▶ [Exercise prompt]
Using the material below, copy every line where "Beta" appears.

======

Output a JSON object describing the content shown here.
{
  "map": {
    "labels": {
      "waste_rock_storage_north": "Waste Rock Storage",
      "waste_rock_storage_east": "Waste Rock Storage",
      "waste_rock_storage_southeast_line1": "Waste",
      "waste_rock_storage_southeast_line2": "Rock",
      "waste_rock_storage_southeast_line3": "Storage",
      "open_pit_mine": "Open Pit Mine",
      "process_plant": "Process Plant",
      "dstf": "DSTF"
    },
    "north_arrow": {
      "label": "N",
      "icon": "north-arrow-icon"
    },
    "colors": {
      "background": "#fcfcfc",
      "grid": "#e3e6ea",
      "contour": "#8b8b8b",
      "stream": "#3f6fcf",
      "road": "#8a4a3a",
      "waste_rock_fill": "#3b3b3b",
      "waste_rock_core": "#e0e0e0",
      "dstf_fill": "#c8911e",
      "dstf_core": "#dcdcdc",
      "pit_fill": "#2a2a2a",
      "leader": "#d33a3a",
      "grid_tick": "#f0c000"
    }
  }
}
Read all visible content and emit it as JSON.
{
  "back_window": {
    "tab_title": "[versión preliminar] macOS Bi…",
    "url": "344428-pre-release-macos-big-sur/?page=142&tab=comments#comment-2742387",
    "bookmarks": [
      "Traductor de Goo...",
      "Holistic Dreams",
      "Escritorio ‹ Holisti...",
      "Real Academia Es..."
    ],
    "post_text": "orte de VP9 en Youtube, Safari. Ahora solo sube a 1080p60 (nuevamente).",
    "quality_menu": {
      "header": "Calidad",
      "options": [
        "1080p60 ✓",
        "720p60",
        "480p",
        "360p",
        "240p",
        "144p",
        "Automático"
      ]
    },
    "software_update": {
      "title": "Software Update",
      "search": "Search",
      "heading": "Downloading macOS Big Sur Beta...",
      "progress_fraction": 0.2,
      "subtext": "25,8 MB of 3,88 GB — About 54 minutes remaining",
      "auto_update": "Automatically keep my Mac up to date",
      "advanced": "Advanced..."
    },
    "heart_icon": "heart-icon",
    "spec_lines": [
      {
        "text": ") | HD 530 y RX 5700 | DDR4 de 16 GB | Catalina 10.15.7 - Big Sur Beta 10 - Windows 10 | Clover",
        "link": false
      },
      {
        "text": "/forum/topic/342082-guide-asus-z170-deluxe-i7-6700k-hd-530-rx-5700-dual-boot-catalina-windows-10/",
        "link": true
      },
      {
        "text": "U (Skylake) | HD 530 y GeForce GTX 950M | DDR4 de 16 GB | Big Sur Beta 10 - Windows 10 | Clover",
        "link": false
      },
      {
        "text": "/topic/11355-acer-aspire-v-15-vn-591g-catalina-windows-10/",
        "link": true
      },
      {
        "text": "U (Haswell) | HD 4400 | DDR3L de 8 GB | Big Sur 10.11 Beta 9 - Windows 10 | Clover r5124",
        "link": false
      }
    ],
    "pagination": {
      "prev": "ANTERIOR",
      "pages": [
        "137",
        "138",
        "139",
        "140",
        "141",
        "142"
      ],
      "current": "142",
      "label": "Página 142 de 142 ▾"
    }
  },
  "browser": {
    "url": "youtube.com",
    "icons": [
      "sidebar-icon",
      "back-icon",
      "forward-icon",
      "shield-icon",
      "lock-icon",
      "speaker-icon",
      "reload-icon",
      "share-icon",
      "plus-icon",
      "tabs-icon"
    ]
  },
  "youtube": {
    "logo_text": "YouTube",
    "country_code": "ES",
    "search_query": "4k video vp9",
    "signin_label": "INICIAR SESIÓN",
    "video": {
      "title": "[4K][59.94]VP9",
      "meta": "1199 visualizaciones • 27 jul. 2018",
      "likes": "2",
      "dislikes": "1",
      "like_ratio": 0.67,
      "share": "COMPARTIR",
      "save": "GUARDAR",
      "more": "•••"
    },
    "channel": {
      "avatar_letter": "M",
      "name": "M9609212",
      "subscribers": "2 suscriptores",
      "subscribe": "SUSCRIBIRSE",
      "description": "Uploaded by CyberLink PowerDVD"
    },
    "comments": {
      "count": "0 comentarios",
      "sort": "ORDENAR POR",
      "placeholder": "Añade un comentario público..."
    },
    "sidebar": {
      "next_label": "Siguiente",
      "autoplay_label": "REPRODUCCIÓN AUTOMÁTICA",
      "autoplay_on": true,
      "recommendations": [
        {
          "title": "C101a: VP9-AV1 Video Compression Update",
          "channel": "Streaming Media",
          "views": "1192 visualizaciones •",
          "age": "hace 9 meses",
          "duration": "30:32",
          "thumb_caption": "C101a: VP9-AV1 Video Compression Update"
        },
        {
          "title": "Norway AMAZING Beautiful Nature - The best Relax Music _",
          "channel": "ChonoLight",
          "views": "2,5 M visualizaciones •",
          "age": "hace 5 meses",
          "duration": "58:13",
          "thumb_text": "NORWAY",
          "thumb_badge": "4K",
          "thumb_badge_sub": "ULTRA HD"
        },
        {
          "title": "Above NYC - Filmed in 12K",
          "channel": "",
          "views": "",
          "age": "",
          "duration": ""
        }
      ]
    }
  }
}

======

▶ [Answer below]
      "heading": "Downloading macOS Big Sur Beta...",
        "text": ") | HD 530 y RX 5700 | DDR4 de 16 GB | Catalina 10.15.7 - Big Sur Beta 10 - Windows 10 | Clover",
        "text": "U (Skylake) | HD 530 y GeForce GTX 950M | DDR4 de 16 GB | Big Sur Beta 10 - Windows 10 | Clover",
        "text": "U (Haswell) | HD 4400 | DDR3L de 8 GB | Big Sur 10.11 Beta 9 - Windows 10 | Clover r5124",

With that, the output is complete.